▸ **Job**
Print each line of the listing once more, precisely as given.

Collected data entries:
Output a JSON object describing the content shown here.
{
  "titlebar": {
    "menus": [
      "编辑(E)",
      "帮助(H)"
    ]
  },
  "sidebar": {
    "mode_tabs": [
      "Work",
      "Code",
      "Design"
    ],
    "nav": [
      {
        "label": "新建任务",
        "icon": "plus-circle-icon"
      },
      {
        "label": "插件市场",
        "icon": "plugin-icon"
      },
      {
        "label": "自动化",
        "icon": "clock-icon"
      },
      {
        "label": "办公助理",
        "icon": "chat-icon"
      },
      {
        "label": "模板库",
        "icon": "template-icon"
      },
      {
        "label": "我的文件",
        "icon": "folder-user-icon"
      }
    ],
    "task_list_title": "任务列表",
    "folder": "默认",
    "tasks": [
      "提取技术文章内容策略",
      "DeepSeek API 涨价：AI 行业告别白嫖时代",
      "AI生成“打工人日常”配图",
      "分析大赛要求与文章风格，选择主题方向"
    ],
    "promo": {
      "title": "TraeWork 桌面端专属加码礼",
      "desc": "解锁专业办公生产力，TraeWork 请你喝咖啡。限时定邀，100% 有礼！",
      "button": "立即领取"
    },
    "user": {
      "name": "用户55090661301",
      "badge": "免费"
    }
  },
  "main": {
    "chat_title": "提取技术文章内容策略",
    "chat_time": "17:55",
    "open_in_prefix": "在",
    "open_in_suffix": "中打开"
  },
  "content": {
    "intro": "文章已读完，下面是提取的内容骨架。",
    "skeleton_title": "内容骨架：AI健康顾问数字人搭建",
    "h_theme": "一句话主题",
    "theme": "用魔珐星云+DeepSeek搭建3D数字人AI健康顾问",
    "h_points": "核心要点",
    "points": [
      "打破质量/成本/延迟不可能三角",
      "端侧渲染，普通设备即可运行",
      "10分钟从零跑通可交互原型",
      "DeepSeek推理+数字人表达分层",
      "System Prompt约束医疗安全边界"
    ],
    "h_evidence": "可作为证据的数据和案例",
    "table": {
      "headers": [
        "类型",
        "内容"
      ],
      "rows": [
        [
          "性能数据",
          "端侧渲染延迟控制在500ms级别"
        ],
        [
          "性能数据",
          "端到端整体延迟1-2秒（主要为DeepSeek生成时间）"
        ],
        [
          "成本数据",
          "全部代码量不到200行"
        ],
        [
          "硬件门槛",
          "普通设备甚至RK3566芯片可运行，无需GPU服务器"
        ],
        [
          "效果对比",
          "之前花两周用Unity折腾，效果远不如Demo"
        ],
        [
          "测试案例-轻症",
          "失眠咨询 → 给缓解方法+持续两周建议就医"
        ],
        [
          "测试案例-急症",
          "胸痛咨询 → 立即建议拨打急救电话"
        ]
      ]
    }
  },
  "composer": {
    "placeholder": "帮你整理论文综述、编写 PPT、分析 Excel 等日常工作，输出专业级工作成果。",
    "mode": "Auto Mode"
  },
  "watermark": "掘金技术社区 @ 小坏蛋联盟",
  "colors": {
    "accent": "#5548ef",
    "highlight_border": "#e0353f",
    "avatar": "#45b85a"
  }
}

▸ **Worked solution**
Output a JSON object describing the content shown here.
{
  "titlebar": {
    "menus": [
      "编辑(E)",
      "帮助(H)"
    ]
  },
  "sidebar": {
    "mode_tabs": [
      "Work",
      "Code",
      "Design"
    ],
    "nav": [
      {
        "label": "新建任务",
        "icon": "plus-circle-icon"
      },
      {
        "label": "插件市场",
        "icon": "plugin-icon"
      },
      {
        "label": "自动化",
        "icon": "clock-icon"
      },
      {
        "label": "办公助理",
        "icon": "chat-icon"
      },
      {
        "label": "模板库",
        "icon": "template-icon"
      },
      {
        "label": "我的文件",
        "icon": "folder-user-icon"
      }
    ],
    "task_list_title": "任务列表",
    "folder": "默认",
    "tasks": [
      "提取技术文章内容策略",
      "DeepSeek API 涨价：AI 行业告别白嫖时代",
      "AI生成“打工人日常”配图",
      "分析大赛要求与文章风格，选择主题方向"
    ],
    "promo": {
      "title": "TraeWork 桌面端专属加码礼",
      "desc": "解锁专业办公生产力，TraeWork 请你喝咖啡。限时定邀，100% 有礼！",
      "button": "立即领取"
    },
    "user": {
      "name": "用户55090661301",
      "badge": "免费"
    }
  },
  "main": {
    "chat_title": "提取技术文章内容策略",
    "chat_time": "17:55",
    "open_in_prefix": "在",
    "open_in_suffix": "中打开"
  },
  "content": {
    "intro": "文章已读完，下面是提取的内容骨架。",
    "skeleton_title": "内容骨架：AI健康顾问数字人搭建",
    "h_theme": "一句话主题",
    "theme": "用魔珐星云+DeepSeek搭建3D数字人AI健康顾问",
    "h_points": "核心要点",
    "points": [
      "打破质量/成本/延迟不可能三角",
      "端侧渲染，普通设备即可运行",
      "10分钟从零跑通可交互原型",
      "DeepSeek推理+数字人表达分层",
      "System Prompt约束医疗安全边界"
    ],
    "h_evidence": "可作为证据的数据和案例",
    "table": {
      "headers": [
        "类型",
        "内容"
      ],
      "rows": [
        [
          "性能数据",
          "端侧渲染延迟控制在500ms级别"
        ],
        [
          "性能数据",
          "端到端整体延迟1-2秒（主要为DeepSeek生成时间）"
        ],
        [
          "成本数据",
          "全部代码量不到200行"
        ],
        [
          "硬件门槛",
          "普通设备甚至RK3566芯片可运行，无需GPU服务器"
        ],
        [
          "效果对比",
          "之前花两周用Unity折腾，效果远不如Demo"
        ],
        [
          "测试案例-轻症",
          "失眠咨询 → 给缓解方法+持续两周建议就医"
        ],
        [
          "测试案例-急症",
          "胸痛咨询 → 立即建议拨打急救电话"
        ]
      ]
    }
  },
  "composer": {
    "placeholder": "帮你整理论文综述、编写 PPT、分析 Excel 等日常工作，输出专业级工作成果。",
    "mode": "Auto Mode"
  },
  "watermark": "掘金技术社区 @ 小坏蛋联盟",
  "colors": {
    "accent": "#5548ef",
    "highlight_border": "#e0353f",
    "avatar": "#45b85a"
  }
}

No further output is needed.